-- Start of DATA SECTION --

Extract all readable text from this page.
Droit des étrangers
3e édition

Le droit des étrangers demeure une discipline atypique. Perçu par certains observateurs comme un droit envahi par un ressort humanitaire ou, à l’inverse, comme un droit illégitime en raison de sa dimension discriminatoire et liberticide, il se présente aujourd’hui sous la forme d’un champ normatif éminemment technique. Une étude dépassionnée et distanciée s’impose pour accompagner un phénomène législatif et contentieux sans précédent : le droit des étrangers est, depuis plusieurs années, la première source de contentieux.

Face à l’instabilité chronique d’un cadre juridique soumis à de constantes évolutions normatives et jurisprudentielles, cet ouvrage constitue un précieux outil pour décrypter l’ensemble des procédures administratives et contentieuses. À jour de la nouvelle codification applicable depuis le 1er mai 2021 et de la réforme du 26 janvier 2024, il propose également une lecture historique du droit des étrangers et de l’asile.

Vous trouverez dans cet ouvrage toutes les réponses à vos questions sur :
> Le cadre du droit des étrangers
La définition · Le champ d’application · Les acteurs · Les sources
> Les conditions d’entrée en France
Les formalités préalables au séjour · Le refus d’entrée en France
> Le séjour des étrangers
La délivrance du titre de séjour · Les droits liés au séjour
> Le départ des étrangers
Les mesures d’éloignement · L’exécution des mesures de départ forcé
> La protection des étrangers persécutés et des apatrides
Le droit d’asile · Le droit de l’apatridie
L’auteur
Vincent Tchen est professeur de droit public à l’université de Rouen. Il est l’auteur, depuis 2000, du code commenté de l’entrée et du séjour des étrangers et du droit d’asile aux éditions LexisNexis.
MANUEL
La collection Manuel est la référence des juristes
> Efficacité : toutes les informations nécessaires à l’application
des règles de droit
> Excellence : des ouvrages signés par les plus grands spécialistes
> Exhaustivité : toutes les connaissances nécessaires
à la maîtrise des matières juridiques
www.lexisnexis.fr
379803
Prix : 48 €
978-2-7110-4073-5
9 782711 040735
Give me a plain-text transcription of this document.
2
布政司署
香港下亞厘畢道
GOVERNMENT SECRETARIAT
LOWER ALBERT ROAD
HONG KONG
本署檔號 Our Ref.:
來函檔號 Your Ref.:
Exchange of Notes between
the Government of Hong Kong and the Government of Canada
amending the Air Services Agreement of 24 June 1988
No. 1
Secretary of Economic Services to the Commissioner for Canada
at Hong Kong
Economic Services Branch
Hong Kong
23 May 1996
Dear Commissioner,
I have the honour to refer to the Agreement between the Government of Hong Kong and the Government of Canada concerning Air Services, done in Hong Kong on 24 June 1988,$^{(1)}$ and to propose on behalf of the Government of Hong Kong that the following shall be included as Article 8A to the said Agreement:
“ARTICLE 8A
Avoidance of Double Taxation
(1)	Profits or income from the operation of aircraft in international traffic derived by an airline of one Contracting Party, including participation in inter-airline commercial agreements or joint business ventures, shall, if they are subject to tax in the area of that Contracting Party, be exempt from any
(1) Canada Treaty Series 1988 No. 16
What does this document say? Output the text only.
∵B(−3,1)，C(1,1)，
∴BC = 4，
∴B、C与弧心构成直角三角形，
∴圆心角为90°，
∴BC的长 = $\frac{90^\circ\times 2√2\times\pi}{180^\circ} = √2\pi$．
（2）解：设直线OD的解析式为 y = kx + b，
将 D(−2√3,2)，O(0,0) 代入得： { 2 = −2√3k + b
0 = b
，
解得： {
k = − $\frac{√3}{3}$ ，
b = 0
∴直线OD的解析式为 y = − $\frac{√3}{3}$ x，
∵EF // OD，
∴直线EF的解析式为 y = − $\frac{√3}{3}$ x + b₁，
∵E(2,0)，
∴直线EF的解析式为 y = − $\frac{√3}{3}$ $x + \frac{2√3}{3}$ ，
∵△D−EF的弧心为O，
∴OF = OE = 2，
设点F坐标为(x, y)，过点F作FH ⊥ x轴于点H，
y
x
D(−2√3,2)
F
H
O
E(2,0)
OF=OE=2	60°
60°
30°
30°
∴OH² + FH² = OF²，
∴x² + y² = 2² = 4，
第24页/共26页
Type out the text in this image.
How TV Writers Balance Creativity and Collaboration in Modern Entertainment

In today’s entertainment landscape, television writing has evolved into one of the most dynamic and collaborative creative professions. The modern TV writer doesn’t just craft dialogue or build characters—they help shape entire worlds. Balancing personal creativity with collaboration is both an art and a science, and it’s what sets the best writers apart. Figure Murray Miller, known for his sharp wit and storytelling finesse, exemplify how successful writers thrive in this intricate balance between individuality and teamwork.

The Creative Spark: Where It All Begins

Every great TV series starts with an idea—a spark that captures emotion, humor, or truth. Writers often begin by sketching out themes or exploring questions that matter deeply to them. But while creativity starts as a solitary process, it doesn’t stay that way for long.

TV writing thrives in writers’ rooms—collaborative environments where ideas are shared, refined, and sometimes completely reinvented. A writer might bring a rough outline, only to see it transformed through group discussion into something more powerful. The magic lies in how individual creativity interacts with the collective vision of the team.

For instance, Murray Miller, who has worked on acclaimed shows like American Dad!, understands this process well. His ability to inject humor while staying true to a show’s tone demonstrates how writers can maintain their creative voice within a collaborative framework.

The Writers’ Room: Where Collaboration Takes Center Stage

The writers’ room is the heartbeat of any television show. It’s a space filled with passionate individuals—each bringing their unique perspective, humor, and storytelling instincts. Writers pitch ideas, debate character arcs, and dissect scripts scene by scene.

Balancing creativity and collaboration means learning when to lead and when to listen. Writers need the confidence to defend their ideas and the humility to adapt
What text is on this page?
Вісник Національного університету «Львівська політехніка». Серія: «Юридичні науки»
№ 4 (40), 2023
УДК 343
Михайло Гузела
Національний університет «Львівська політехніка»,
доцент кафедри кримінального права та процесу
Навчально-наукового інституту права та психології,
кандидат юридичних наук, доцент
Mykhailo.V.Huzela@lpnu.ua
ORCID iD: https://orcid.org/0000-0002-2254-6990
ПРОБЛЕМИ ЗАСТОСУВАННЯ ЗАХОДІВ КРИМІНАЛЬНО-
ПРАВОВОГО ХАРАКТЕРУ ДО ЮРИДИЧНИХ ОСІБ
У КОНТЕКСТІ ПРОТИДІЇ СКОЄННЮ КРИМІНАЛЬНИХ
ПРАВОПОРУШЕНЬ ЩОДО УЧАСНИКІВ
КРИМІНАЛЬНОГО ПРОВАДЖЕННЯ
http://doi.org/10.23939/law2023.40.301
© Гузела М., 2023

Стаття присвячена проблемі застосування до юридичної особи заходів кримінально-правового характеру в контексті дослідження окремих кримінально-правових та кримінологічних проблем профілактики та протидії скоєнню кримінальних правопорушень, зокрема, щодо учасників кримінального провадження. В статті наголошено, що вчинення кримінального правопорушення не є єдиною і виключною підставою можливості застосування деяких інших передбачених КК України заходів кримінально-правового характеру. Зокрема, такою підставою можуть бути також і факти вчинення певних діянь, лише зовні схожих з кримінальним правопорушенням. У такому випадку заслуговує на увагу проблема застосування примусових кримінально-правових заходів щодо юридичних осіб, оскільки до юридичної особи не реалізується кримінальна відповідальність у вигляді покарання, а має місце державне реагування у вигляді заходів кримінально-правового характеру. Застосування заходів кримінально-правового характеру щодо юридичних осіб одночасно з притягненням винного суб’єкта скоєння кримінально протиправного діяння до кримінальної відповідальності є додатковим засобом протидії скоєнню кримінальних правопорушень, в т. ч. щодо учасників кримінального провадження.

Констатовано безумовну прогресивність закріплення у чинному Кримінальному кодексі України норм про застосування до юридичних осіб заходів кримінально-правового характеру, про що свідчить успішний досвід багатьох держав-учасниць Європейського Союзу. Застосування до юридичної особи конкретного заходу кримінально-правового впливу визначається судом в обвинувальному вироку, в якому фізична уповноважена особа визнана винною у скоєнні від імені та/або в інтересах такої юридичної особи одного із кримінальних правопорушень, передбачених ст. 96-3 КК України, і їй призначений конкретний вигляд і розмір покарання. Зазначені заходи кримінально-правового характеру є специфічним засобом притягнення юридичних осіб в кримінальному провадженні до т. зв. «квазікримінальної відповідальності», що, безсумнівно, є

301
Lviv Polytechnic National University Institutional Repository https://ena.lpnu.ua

-- End of DATA SECTION --

* **STATED EXERCISE**
Where a line contains "page", copy that line.

* **THE OUTPUT**
Extract all readable text from this page.
What text is on this page?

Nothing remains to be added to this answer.